- _AIM_
Look through the data and write out every line with the word "Paquete" in it.

◇ ◇ ◇ ◇ ◇ ◇ ◇

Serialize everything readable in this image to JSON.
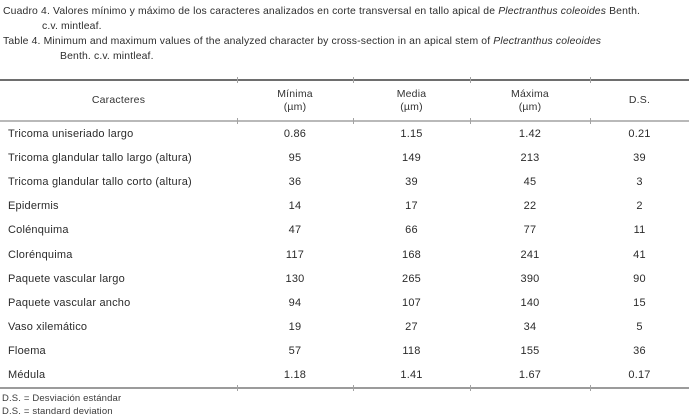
{
  "colors": {
    "background": "#ffffff",
    "text": "#2a2a2a",
    "rule_dark": "#6e6e6e",
    "rule_light": "#b9b9b9",
    "rule_bottom": "#9b9b9b"
  },
  "caption_es": {
    "line1_part1": "Cuadro 4. Valores mínimo y máximo de los caracteres analizados en corte transversal en tallo apical de ",
    "line1_italic": "Plectranthus coleoides",
    "line1_part2": " Benth.",
    "line2": "c.v. mintleaf."
  },
  "caption_en": {
    "line1_part1": "Table 4. Minimum and maximum values of the analyzed character by cross-section in an apical stem of ",
    "line1_italic": "Plectranthus coleoides",
    "line1_part2": "",
    "line2": "Benth. c.v. mintleaf."
  },
  "table": {
    "columns": [
      {
        "label": "Caracteres",
        "sub": ""
      },
      {
        "label": "Mínima",
        "sub": "(µm)"
      },
      {
        "label": "Media",
        "sub": "(µm)"
      },
      {
        "label": "Máxima",
        "sub": "(µm)"
      },
      {
        "label": "D.S.",
        "sub": ""
      }
    ],
    "rows": [
      [
        "Tricoma uniseriado largo",
        "0.86",
        "1.15",
        "1.42",
        "0.21"
      ],
      [
        "Tricoma glandular tallo largo (altura)",
        "95",
        "149",
        "213",
        "39"
      ],
      [
        "Tricoma glandular tallo corto (altura)",
        "36",
        "39",
        "45",
        "3"
      ],
      [
        "Epidermis",
        "14",
        "17",
        "22",
        "2"
      ],
      [
        "Colénquima",
        "47",
        "66",
        "77",
        "11"
      ],
      [
        "Clorénquima",
        "117",
        "168",
        "241",
        "41"
      ],
      [
        "Paquete vascular largo",
        "130",
        "265",
        "390",
        "90"
      ],
      [
        "Paquete vascular ancho",
        "94",
        "107",
        "140",
        "15"
      ],
      [
        "Vaso xilemático",
        "19",
        "27",
        "34",
        "5"
      ],
      [
        "Floema",
        "57",
        "118",
        "155",
        "36"
      ],
      [
        "Médula",
        "1.18",
        "1.41",
        "1.67",
        "0.17"
      ]
    ]
  },
  "footnotes": {
    "es": "D.S. = Desviación estándar",
    "en": "D.S. = standard deviation"
  }
}
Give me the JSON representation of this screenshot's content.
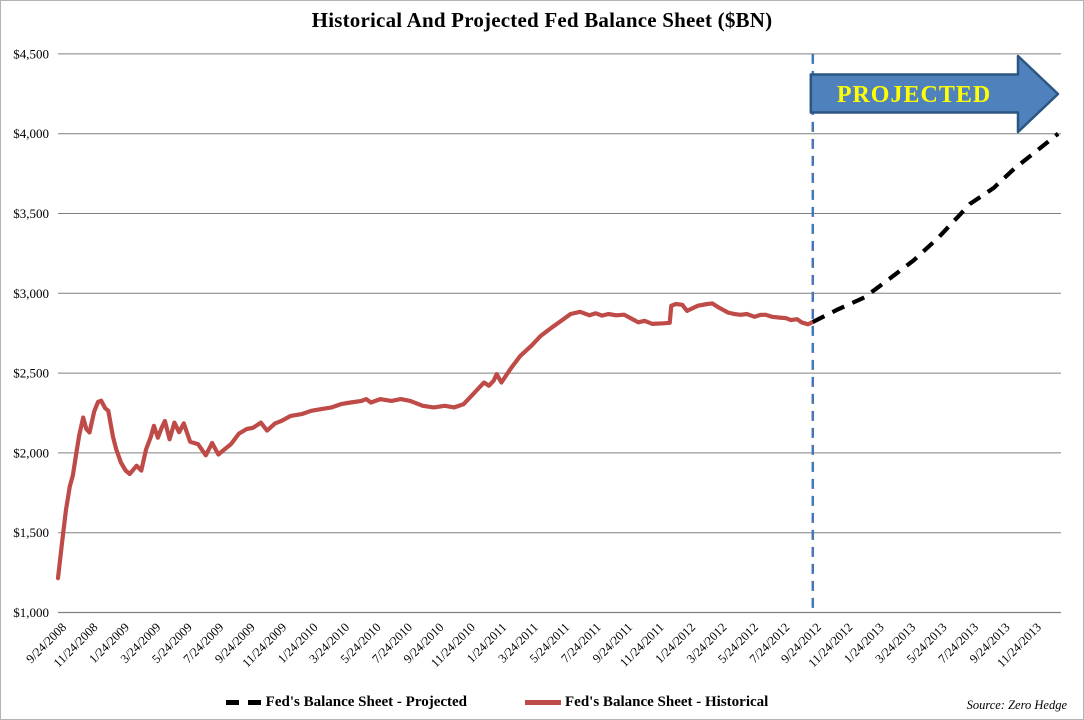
{
  "title": "Historical And Projected Fed Balance Sheet ($BN)",
  "source": "Source: Zero Hedge",
  "legend": {
    "items": [
      {
        "label": "Fed's Balance Sheet - Projected",
        "swatch": "dashed-black"
      },
      {
        "label": "Fed's Balance Sheet - Historical",
        "swatch": "solid-red"
      }
    ]
  },
  "colors": {
    "historical_line": "#be4b48",
    "projected_line": "#000000",
    "gridline": "#808080",
    "divider_line": "#4576b6",
    "arrow_fill": "#4f81bd",
    "arrow_border": "#2c5682",
    "banner_text": "#ffff00"
  },
  "chart_data": {
    "type": "line",
    "title": "Historical And Projected Fed Balance Sheet ($BN)",
    "xlabel": "",
    "ylabel": "",
    "grid": "horizontal",
    "legend_position": "bottom",
    "x_unit": "months since 9/24/2008 (fractional = weekly readings)",
    "x_tick_labels": [
      "9/24/2008",
      "11/24/2008",
      "1/24/2009",
      "3/24/2009",
      "5/24/2009",
      "7/24/2009",
      "9/24/2009",
      "11/24/2009",
      "1/24/2010",
      "3/24/2010",
      "5/24/2010",
      "7/24/2010",
      "9/24/2010",
      "11/24/2010",
      "1/24/2011",
      "3/24/2011",
      "5/24/2011",
      "7/24/2011",
      "9/24/2011",
      "11/24/2011",
      "1/24/2012",
      "3/24/2012",
      "5/24/2012",
      "7/24/2012",
      "9/24/2012",
      "11/24/2012",
      "1/24/2013",
      "3/24/2013",
      "5/24/2013",
      "7/24/2013",
      "9/24/2013",
      "11/24/2013"
    ],
    "x_tick_month_step": 2,
    "y_ticks": [
      {
        "value": 1000,
        "label": "$1,000"
      },
      {
        "value": 1500,
        "label": "$1,500"
      },
      {
        "value": 2000,
        "label": "$2,000"
      },
      {
        "value": 2500,
        "label": "$2,500"
      },
      {
        "value": 3000,
        "label": "$3,000"
      },
      {
        "value": 3500,
        "label": "$3,500"
      },
      {
        "value": 4000,
        "label": "$4,000"
      },
      {
        "value": 4500,
        "label": "$4,500"
      }
    ],
    "ylim": [
      1000,
      4500
    ],
    "annotation": {
      "banner": "PROJECTED",
      "divider_month": 48,
      "divider_date": "9/24/2012"
    },
    "series": [
      {
        "name": "Fed's Balance Sheet - Historical",
        "style": "solid",
        "color": "#be4b48",
        "points": [
          [
            0,
            1215
          ],
          [
            0.25,
            1430
          ],
          [
            0.5,
            1640
          ],
          [
            0.75,
            1790
          ],
          [
            0.95,
            1860
          ],
          [
            1.15,
            1990
          ],
          [
            1.35,
            2110
          ],
          [
            1.6,
            2222
          ],
          [
            1.8,
            2150
          ],
          [
            2.0,
            2128
          ],
          [
            2.3,
            2260
          ],
          [
            2.55,
            2320
          ],
          [
            2.75,
            2327
          ],
          [
            3.0,
            2280
          ],
          [
            3.2,
            2264
          ],
          [
            3.5,
            2100
          ],
          [
            3.7,
            2023
          ],
          [
            4.0,
            1940
          ],
          [
            4.3,
            1890
          ],
          [
            4.56,
            1868
          ],
          [
            5.0,
            1920
          ],
          [
            5.3,
            1889
          ],
          [
            5.6,
            2023
          ],
          [
            5.9,
            2100
          ],
          [
            6.1,
            2170
          ],
          [
            6.35,
            2095
          ],
          [
            6.6,
            2160
          ],
          [
            6.8,
            2200
          ],
          [
            7.1,
            2085
          ],
          [
            7.4,
            2190
          ],
          [
            7.7,
            2130
          ],
          [
            8.0,
            2185
          ],
          [
            8.4,
            2070
          ],
          [
            8.9,
            2055
          ],
          [
            9.4,
            1985
          ],
          [
            9.8,
            2062
          ],
          [
            10.2,
            1990
          ],
          [
            10.5,
            2015
          ],
          [
            11.0,
            2055
          ],
          [
            11.5,
            2120
          ],
          [
            12.0,
            2150
          ],
          [
            12.4,
            2157
          ],
          [
            12.9,
            2190
          ],
          [
            13.3,
            2140
          ],
          [
            13.8,
            2185
          ],
          [
            14.2,
            2200
          ],
          [
            14.8,
            2232
          ],
          [
            15.5,
            2243
          ],
          [
            16.1,
            2264
          ],
          [
            16.7,
            2274
          ],
          [
            17.4,
            2285
          ],
          [
            18.0,
            2306
          ],
          [
            18.6,
            2316
          ],
          [
            19.3,
            2326
          ],
          [
            19.6,
            2337
          ],
          [
            19.9,
            2316
          ],
          [
            20.5,
            2337
          ],
          [
            21.2,
            2326
          ],
          [
            21.8,
            2337
          ],
          [
            22.4,
            2326
          ],
          [
            23.2,
            2295
          ],
          [
            23.9,
            2285
          ],
          [
            24.6,
            2295
          ],
          [
            25.2,
            2285
          ],
          [
            25.8,
            2306
          ],
          [
            26.5,
            2379
          ],
          [
            26.9,
            2421
          ],
          [
            27.1,
            2441
          ],
          [
            27.4,
            2421
          ],
          [
            27.7,
            2452
          ],
          [
            27.9,
            2494
          ],
          [
            28.2,
            2441
          ],
          [
            28.8,
            2530
          ],
          [
            29.4,
            2608
          ],
          [
            30.1,
            2671
          ],
          [
            30.7,
            2734
          ],
          [
            31.4,
            2786
          ],
          [
            32.0,
            2828
          ],
          [
            32.6,
            2870
          ],
          [
            33.2,
            2884
          ],
          [
            33.8,
            2862
          ],
          [
            34.2,
            2875
          ],
          [
            34.6,
            2860
          ],
          [
            35.0,
            2870
          ],
          [
            35.5,
            2862
          ],
          [
            36.0,
            2866
          ],
          [
            36.9,
            2818
          ],
          [
            37.3,
            2828
          ],
          [
            37.8,
            2808
          ],
          [
            38.5,
            2812
          ],
          [
            38.9,
            2815
          ],
          [
            39.0,
            2922
          ],
          [
            39.3,
            2933
          ],
          [
            39.7,
            2928
          ],
          [
            40.0,
            2890
          ],
          [
            40.7,
            2922
          ],
          [
            41.3,
            2933
          ],
          [
            41.6,
            2937
          ],
          [
            42.0,
            2912
          ],
          [
            42.6,
            2880
          ],
          [
            43.0,
            2870
          ],
          [
            43.4,
            2865
          ],
          [
            43.8,
            2870
          ],
          [
            44.3,
            2853
          ],
          [
            44.7,
            2865
          ],
          [
            45.0,
            2865
          ],
          [
            45.4,
            2853
          ],
          [
            45.9,
            2848
          ],
          [
            46.3,
            2844
          ],
          [
            46.6,
            2832
          ],
          [
            47.0,
            2838
          ],
          [
            47.3,
            2817
          ],
          [
            47.7,
            2806
          ],
          [
            48.0,
            2820
          ]
        ]
      },
      {
        "name": "Fed's Balance Sheet - Projected",
        "style": "dashed",
        "color": "#000000",
        "points": [
          [
            48.0,
            2820
          ],
          [
            49.5,
            2895
          ],
          [
            51.3,
            2975
          ],
          [
            53.0,
            3100
          ],
          [
            54.4,
            3205
          ],
          [
            56.0,
            3350
          ],
          [
            58.0,
            3560
          ],
          [
            59.5,
            3660
          ],
          [
            60.8,
            3780
          ],
          [
            62.2,
            3890
          ],
          [
            63.6,
            4000
          ]
        ]
      }
    ]
  }
}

◇ ◇ ◇ ◇ ◇ ◇ ◇

- _COMPLETE ANSWER_
        "Paquete vascular largo",
        "Paquete vascular ancho",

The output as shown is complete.